__DESCRIPTION OF THE TASK__
In the entries below, identify every line with the string "name" and copy it.

__Rows from a figure dataset__
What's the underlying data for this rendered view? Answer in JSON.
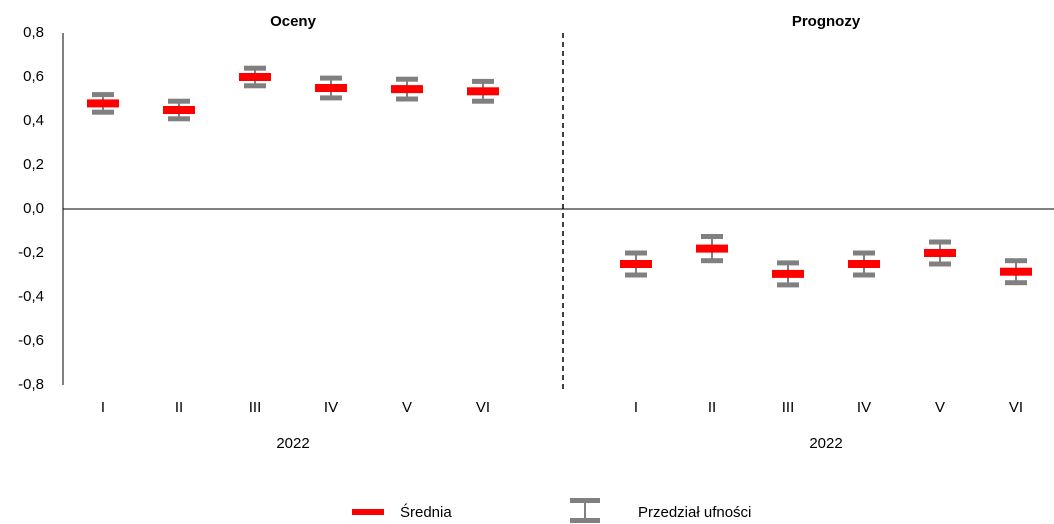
{
  "chart_data": {
    "type": "errorbar",
    "ylim": [
      -0.8,
      0.8
    ],
    "yticks": [
      {
        "value": -0.8,
        "label": "-0,8"
      },
      {
        "value": -0.6,
        "label": "-0,6"
      },
      {
        "value": -0.4,
        "label": "-0,4"
      },
      {
        "value": -0.2,
        "label": "-0,2"
      },
      {
        "value": 0,
        "label": "0,0"
      },
      {
        "value": 0.2,
        "label": "0,2"
      },
      {
        "value": 0.4,
        "label": "0,4"
      },
      {
        "value": 0.6,
        "label": "0,6"
      },
      {
        "value": 0.8,
        "label": "0,8"
      }
    ],
    "series": [
      {
        "name": "Średnia",
        "color": "#ff0000"
      },
      {
        "name": "Przedział ufności",
        "color": "#808080"
      }
    ],
    "groups": [
      {
        "title": "Oceny",
        "xlabel": "2022",
        "categories": [
          "I",
          "II",
          "III",
          "IV",
          "V",
          "VI"
        ],
        "values": [
          0.48,
          0.45,
          0.6,
          0.55,
          0.545,
          0.535
        ],
        "errors": [
          0.04,
          0.04,
          0.04,
          0.045,
          0.045,
          0.045
        ]
      },
      {
        "title": "Prognozy",
        "xlabel": "2022",
        "categories": [
          "I",
          "II",
          "III",
          "IV",
          "V",
          "VI"
        ],
        "values": [
          -0.25,
          -0.18,
          -0.295,
          -0.25,
          -0.2,
          -0.285
        ],
        "errors": [
          0.05,
          0.055,
          0.05,
          0.05,
          0.05,
          0.05
        ]
      }
    ]
  }
}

__THE COMPLETED TASK__
        "name": "Średnia",
        "name": "Przedział ufności",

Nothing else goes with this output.